= Given problem =
Return only the number of lines holding the word "would".

───── Input ─────

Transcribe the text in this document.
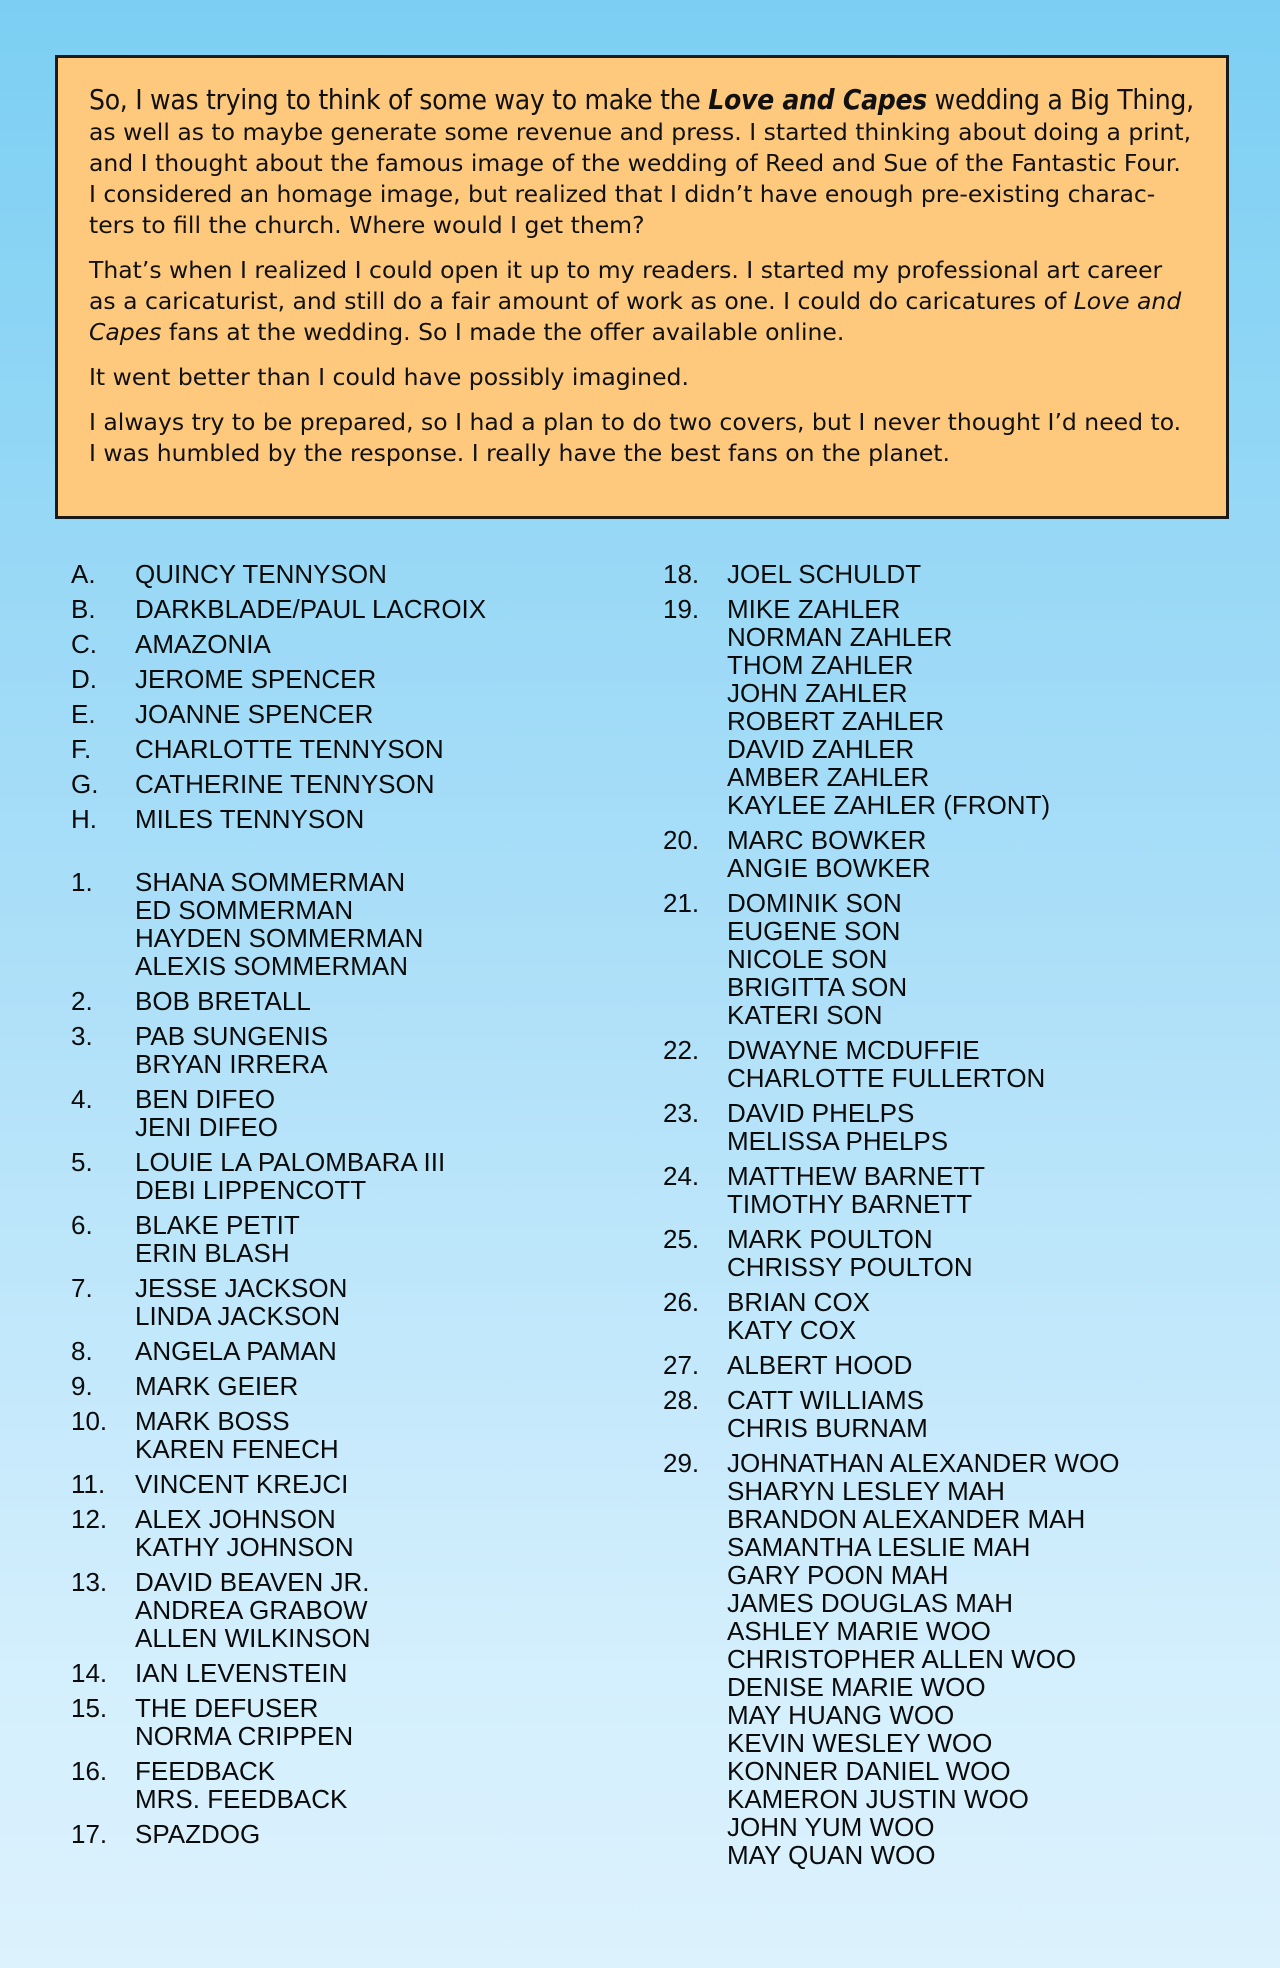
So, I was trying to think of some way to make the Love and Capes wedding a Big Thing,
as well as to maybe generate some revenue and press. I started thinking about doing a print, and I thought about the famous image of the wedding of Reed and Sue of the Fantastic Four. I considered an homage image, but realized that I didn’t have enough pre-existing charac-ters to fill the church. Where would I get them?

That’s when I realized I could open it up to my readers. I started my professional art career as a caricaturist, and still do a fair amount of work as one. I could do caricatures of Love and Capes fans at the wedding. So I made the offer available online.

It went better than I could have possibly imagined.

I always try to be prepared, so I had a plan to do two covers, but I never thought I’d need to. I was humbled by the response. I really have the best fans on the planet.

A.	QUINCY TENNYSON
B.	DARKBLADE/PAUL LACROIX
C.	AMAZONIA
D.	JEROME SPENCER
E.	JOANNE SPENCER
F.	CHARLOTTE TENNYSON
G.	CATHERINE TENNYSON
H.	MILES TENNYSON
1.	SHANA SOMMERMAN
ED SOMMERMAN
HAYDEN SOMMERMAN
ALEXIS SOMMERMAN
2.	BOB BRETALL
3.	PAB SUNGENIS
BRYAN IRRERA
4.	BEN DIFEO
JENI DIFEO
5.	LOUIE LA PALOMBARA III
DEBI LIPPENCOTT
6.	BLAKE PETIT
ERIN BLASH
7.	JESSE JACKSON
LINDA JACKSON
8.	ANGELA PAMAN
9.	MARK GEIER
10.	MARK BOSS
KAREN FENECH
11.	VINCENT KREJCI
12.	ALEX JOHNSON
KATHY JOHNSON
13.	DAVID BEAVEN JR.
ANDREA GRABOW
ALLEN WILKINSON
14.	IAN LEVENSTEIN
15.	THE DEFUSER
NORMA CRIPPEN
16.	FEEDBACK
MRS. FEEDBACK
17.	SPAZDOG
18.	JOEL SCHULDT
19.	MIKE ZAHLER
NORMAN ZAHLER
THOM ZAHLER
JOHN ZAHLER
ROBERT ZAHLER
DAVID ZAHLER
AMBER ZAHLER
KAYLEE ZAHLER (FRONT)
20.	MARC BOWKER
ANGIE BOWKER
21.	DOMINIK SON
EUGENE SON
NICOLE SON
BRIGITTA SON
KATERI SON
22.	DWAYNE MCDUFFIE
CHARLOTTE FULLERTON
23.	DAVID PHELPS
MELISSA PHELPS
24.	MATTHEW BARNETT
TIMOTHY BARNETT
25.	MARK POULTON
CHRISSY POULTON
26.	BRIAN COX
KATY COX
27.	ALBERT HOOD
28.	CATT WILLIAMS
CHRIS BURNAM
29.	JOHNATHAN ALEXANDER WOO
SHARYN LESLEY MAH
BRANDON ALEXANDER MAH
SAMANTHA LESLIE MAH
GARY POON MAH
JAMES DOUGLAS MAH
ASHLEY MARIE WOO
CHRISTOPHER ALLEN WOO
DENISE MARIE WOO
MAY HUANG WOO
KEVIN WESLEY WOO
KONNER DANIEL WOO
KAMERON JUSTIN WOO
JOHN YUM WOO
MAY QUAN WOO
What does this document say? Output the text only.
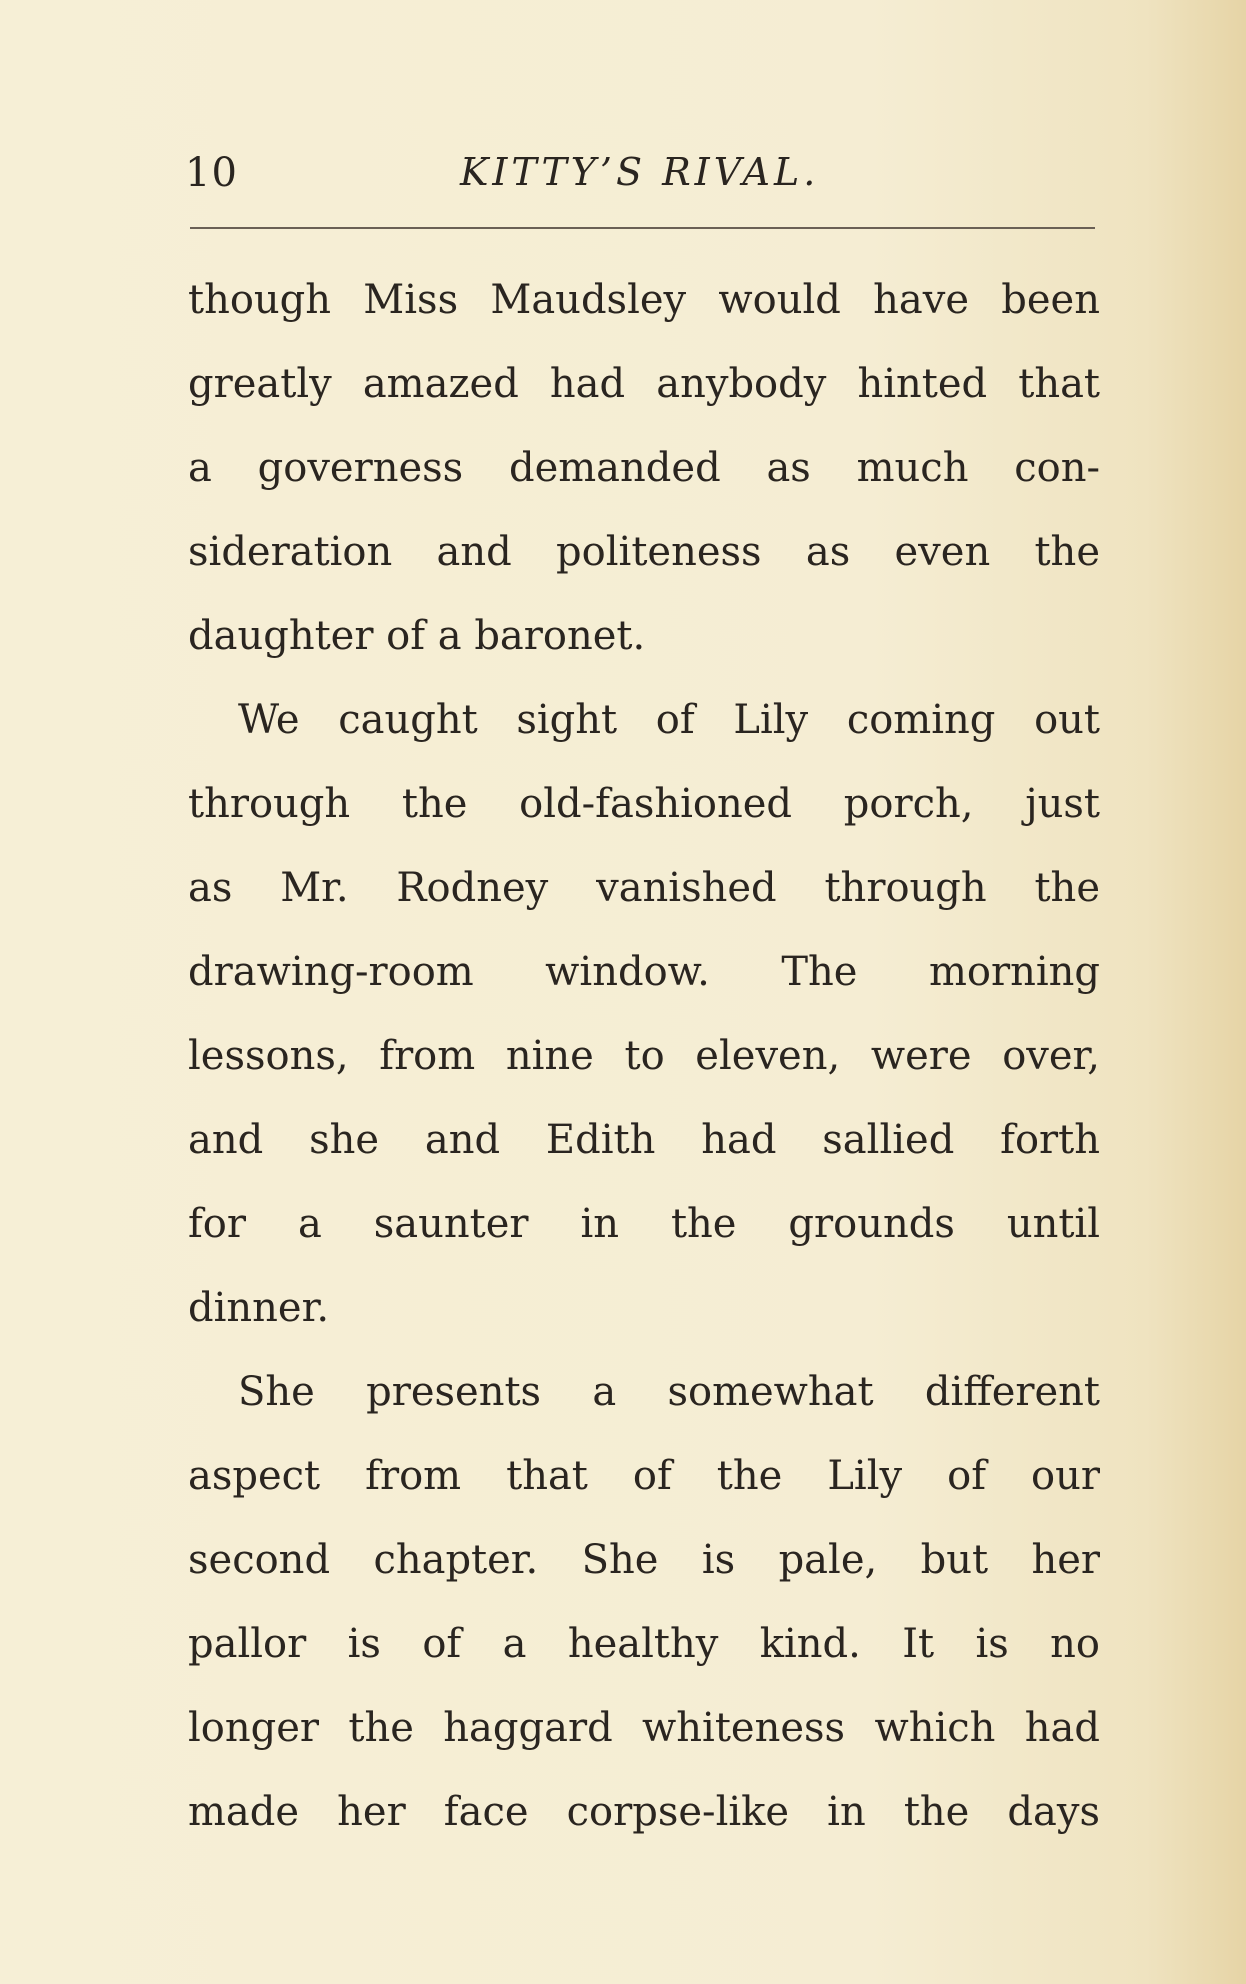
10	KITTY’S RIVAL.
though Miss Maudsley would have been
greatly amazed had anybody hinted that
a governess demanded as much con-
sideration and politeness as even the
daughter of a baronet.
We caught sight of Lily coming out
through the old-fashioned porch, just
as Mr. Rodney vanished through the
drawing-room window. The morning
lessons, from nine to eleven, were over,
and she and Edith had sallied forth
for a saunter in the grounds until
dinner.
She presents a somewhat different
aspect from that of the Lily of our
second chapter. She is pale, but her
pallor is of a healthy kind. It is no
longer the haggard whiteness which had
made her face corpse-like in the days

─────

= Task result =
2